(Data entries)
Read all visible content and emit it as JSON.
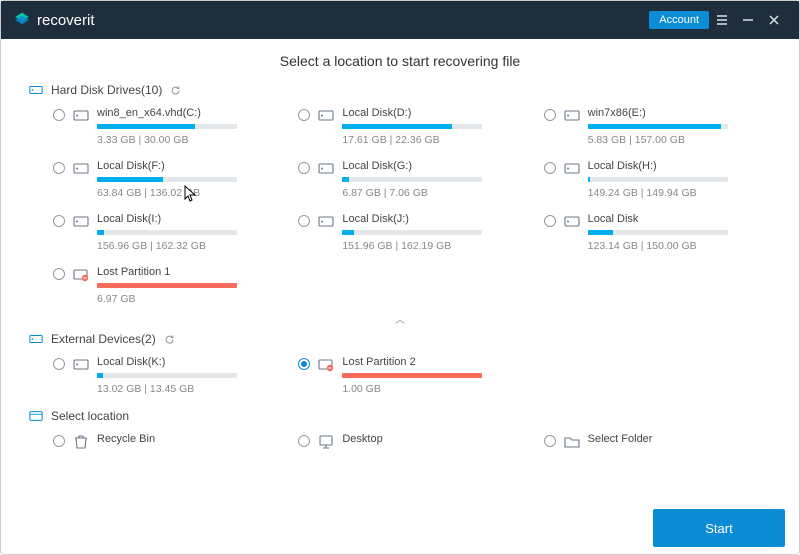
{
  "app": {
    "name": "recoverit",
    "account_label": "Account"
  },
  "heading": "Select a location to start recovering file",
  "sections": {
    "hdd": {
      "label": "Hard Disk Drives(10)"
    },
    "ext": {
      "label": "External Devices(2)"
    },
    "loc": {
      "label": "Select location"
    }
  },
  "drives": {
    "hdd": [
      {
        "name": "win8_en_x64.vhd(C:)",
        "size": "3.33  GB | 30.00  GB",
        "pct": 70,
        "kind": "disk"
      },
      {
        "name": "Local Disk(D:)",
        "size": "17.61  GB | 22.36  GB",
        "pct": 78,
        "kind": "disk"
      },
      {
        "name": "win7x86(E:)",
        "size": "5.83  GB | 157.00  GB",
        "pct": 95,
        "kind": "disk"
      },
      {
        "name": "Local Disk(F:)",
        "size": "63.84  GB | 136.02  GB",
        "pct": 47,
        "kind": "disk"
      },
      {
        "name": "Local Disk(G:)",
        "size": "6.87  GB | 7.06  GB",
        "pct": 5,
        "kind": "disk"
      },
      {
        "name": "Local Disk(H:)",
        "size": "149.24  GB | 149.94  GB",
        "pct": 2,
        "kind": "disk"
      },
      {
        "name": "Local Disk(I:)",
        "size": "156.96  GB | 162.32  GB",
        "pct": 5,
        "kind": "disk"
      },
      {
        "name": "Local Disk(J:)",
        "size": "151.96  GB | 162.19  GB",
        "pct": 8,
        "kind": "disk"
      },
      {
        "name": "Local Disk",
        "size": "123.14  GB | 150.00  GB",
        "pct": 18,
        "kind": "disk"
      },
      {
        "name": "Lost Partition 1",
        "size": "6.97  GB",
        "pct": 100,
        "kind": "lost"
      }
    ],
    "ext": [
      {
        "name": "Local Disk(K:)",
        "size": "13.02  GB | 13.45  GB",
        "pct": 4,
        "kind": "disk",
        "selected": false
      },
      {
        "name": "Lost Partition 2",
        "size": "1.00  GB",
        "pct": 100,
        "kind": "lost",
        "selected": true
      }
    ],
    "loc": [
      {
        "name": "Recycle Bin",
        "kind": "bin"
      },
      {
        "name": "Desktop",
        "kind": "desktop"
      },
      {
        "name": "Select Folder",
        "kind": "folder"
      }
    ]
  },
  "start_label": "Start"
}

▶ [TASK DIRECTIONS]: Print every record above exactly as written, leaving out the pictures.

▶ [THE RESPONSE]:
Read all visible content and emit it as JSON.
{
  "app": {
    "name": "recoverit",
    "account_label": "Account"
  },
  "heading": "Select a location to start recovering file",
  "sections": {
    "hdd": {
      "label": "Hard Disk Drives(10)"
    },
    "ext": {
      "label": "External Devices(2)"
    },
    "loc": {
      "label": "Select location"
    }
  },
  "drives": {
    "hdd": [
      {
        "name": "win8_en_x64.vhd(C:)",
        "size": "3.33  GB | 30.00  GB",
        "pct": 70,
        "kind": "disk"
      },
      {
        "name": "Local Disk(D:)",
        "size": "17.61  GB | 22.36  GB",
        "pct": 78,
        "kind": "disk"
      },
      {
        "name": "win7x86(E:)",
        "size": "5.83  GB | 157.00  GB",
        "pct": 95,
        "kind": "disk"
      },
      {
        "name": "Local Disk(F:)",
        "size": "63.84  GB | 136.02  GB",
        "pct": 47,
        "kind": "disk"
      },
      {
        "name": "Local Disk(G:)",
        "size": "6.87  GB | 7.06  GB",
        "pct": 5,
        "kind": "disk"
      },
      {
        "name": "Local Disk(H:)",
        "size": "149.24  GB | 149.94  GB",
        "pct": 2,
        "kind": "disk"
      },
      {
        "name": "Local Disk(I:)",
        "size": "156.96  GB | 162.32  GB",
        "pct": 5,
        "kind": "disk"
      },
      {
        "name": "Local Disk(J:)",
        "size": "151.96  GB | 162.19  GB",
        "pct": 8,
        "kind": "disk"
      },
      {
        "name": "Local Disk",
        "size": "123.14  GB | 150.00  GB",
        "pct": 18,
        "kind": "disk"
      },
      {
        "name": "Lost Partition 1",
        "size": "6.97  GB",
        "pct": 100,
        "kind": "lost"
      }
    ],
    "ext": [
      {
        "name": "Local Disk(K:)",
        "size": "13.02  GB | 13.45  GB",
        "pct": 4,
        "kind": "disk",
        "selected": false
      },
      {
        "name": "Lost Partition 2",
        "size": "1.00  GB",
        "pct": 100,
        "kind": "lost",
        "selected": true
      }
    ],
    "loc": [
      {
        "name": "Recycle Bin",
        "kind": "bin"
      },
      {
        "name": "Desktop",
        "kind": "desktop"
      },
      {
        "name": "Select Folder",
        "kind": "folder"
      }
    ]
  },
  "start_label": "Start"
}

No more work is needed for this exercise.